* [Data in this exercise]:
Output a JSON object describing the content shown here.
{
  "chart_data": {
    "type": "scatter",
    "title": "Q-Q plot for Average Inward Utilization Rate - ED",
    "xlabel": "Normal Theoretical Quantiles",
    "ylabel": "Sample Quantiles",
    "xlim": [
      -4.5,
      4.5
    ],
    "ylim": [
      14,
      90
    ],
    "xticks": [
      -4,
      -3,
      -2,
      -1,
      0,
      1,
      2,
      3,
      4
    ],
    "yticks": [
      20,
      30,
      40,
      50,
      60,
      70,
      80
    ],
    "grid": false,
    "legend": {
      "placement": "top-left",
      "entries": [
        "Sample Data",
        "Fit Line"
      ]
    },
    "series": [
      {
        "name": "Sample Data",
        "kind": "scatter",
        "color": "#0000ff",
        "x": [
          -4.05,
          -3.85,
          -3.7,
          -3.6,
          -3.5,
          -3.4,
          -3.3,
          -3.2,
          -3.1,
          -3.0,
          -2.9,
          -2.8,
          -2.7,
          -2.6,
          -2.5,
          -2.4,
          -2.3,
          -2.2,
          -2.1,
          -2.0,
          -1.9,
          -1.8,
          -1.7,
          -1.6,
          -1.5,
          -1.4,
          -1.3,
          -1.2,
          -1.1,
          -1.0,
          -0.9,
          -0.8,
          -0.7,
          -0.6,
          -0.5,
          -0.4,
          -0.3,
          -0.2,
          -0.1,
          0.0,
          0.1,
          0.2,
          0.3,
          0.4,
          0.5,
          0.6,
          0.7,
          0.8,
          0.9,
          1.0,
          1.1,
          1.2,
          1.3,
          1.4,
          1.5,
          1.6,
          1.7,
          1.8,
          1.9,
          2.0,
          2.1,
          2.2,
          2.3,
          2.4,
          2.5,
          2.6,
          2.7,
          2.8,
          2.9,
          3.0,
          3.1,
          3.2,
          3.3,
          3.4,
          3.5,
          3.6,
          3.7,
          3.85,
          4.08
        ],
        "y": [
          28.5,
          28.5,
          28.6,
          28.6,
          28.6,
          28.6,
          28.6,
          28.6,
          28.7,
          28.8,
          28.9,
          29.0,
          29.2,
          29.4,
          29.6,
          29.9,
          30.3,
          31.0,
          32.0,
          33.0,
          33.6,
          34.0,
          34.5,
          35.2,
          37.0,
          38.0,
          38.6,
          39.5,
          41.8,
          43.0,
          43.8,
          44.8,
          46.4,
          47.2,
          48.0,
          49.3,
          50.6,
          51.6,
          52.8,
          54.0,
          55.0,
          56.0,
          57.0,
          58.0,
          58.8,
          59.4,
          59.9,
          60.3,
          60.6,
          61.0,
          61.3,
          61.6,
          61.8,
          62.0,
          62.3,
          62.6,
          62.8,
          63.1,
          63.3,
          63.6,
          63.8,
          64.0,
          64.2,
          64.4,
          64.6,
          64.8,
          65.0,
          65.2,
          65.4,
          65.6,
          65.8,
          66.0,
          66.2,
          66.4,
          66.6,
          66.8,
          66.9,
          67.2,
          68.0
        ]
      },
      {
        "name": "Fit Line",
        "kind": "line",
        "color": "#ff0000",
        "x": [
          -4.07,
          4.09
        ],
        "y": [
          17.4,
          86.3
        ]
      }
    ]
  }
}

* [Exercise instructions]: Every record above should be output exactly.

* [Full solution]:
Output a JSON object describing the content shown here.
{
  "chart_data": {
    "type": "scatter",
    "title": "Q-Q plot for Average Inward Utilization Rate - ED",
    "xlabel": "Normal Theoretical Quantiles",
    "ylabel": "Sample Quantiles",
    "xlim": [
      -4.5,
      4.5
    ],
    "ylim": [
      14,
      90
    ],
    "xticks": [
      -4,
      -3,
      -2,
      -1,
      0,
      1,
      2,
      3,
      4
    ],
    "yticks": [
      20,
      30,
      40,
      50,
      60,
      70,
      80
    ],
    "grid": false,
    "legend": {
      "placement": "top-left",
      "entries": [
        "Sample Data",
        "Fit Line"
      ]
    },
    "series": [
      {
        "name": "Sample Data",
        "kind": "scatter",
        "color": "#0000ff",
        "x": [
          -4.05,
          -3.85,
          -3.7,
          -3.6,
          -3.5,
          -3.4,
          -3.3,
          -3.2,
          -3.1,
          -3.0,
          -2.9,
          -2.8,
          -2.7,
          -2.6,
          -2.5,
          -2.4,
          -2.3,
          -2.2,
          -2.1,
          -2.0,
          -1.9,
          -1.8,
          -1.7,
          -1.6,
          -1.5,
          -1.4,
          -1.3,
          -1.2,
          -1.1,
          -1.0,
          -0.9,
          -0.8,
          -0.7,
          -0.6,
          -0.5,
          -0.4,
          -0.3,
          -0.2,
          -0.1,
          0.0,
          0.1,
          0.2,
          0.3,
          0.4,
          0.5,
          0.6,
          0.7,
          0.8,
          0.9,
          1.0,
          1.1,
          1.2,
          1.3,
          1.4,
          1.5,
          1.6,
          1.7,
          1.8,
          1.9,
          2.0,
          2.1,
          2.2,
          2.3,
          2.4,
          2.5,
          2.6,
          2.7,
          2.8,
          2.9,
          3.0,
          3.1,
          3.2,
          3.3,
          3.4,
          3.5,
          3.6,
          3.7,
          3.85,
          4.08
        ],
        "y": [
          28.5,
          28.5,
          28.6,
          28.6,
          28.6,
          28.6,
          28.6,
          28.6,
          28.7,
          28.8,
          28.9,
          29.0,
          29.2,
          29.4,
          29.6,
          29.9,
          30.3,
          31.0,
          32.0,
          33.0,
          33.6,
          34.0,
          34.5,
          35.2,
          37.0,
          38.0,
          38.6,
          39.5,
          41.8,
          43.0,
          43.8,
          44.8,
          46.4,
          47.2,
          48.0,
          49.3,
          50.6,
          51.6,
          52.8,
          54.0,
          55.0,
          56.0,
          57.0,
          58.0,
          58.8,
          59.4,
          59.9,
          60.3,
          60.6,
          61.0,
          61.3,
          61.6,
          61.8,
          62.0,
          62.3,
          62.6,
          62.8,
          63.1,
          63.3,
          63.6,
          63.8,
          64.0,
          64.2,
          64.4,
          64.6,
          64.8,
          65.0,
          65.2,
          65.4,
          65.6,
          65.8,
          66.0,
          66.2,
          66.4,
          66.6,
          66.8,
          66.9,
          67.2,
          68.0
        ]
      },
      {
        "name": "Fit Line",
        "kind": "line",
        "color": "#ff0000",
        "x": [
          -4.07,
          4.09
        ],
        "y": [
          17.4,
          86.3
        ]
      }
    ]
  }
}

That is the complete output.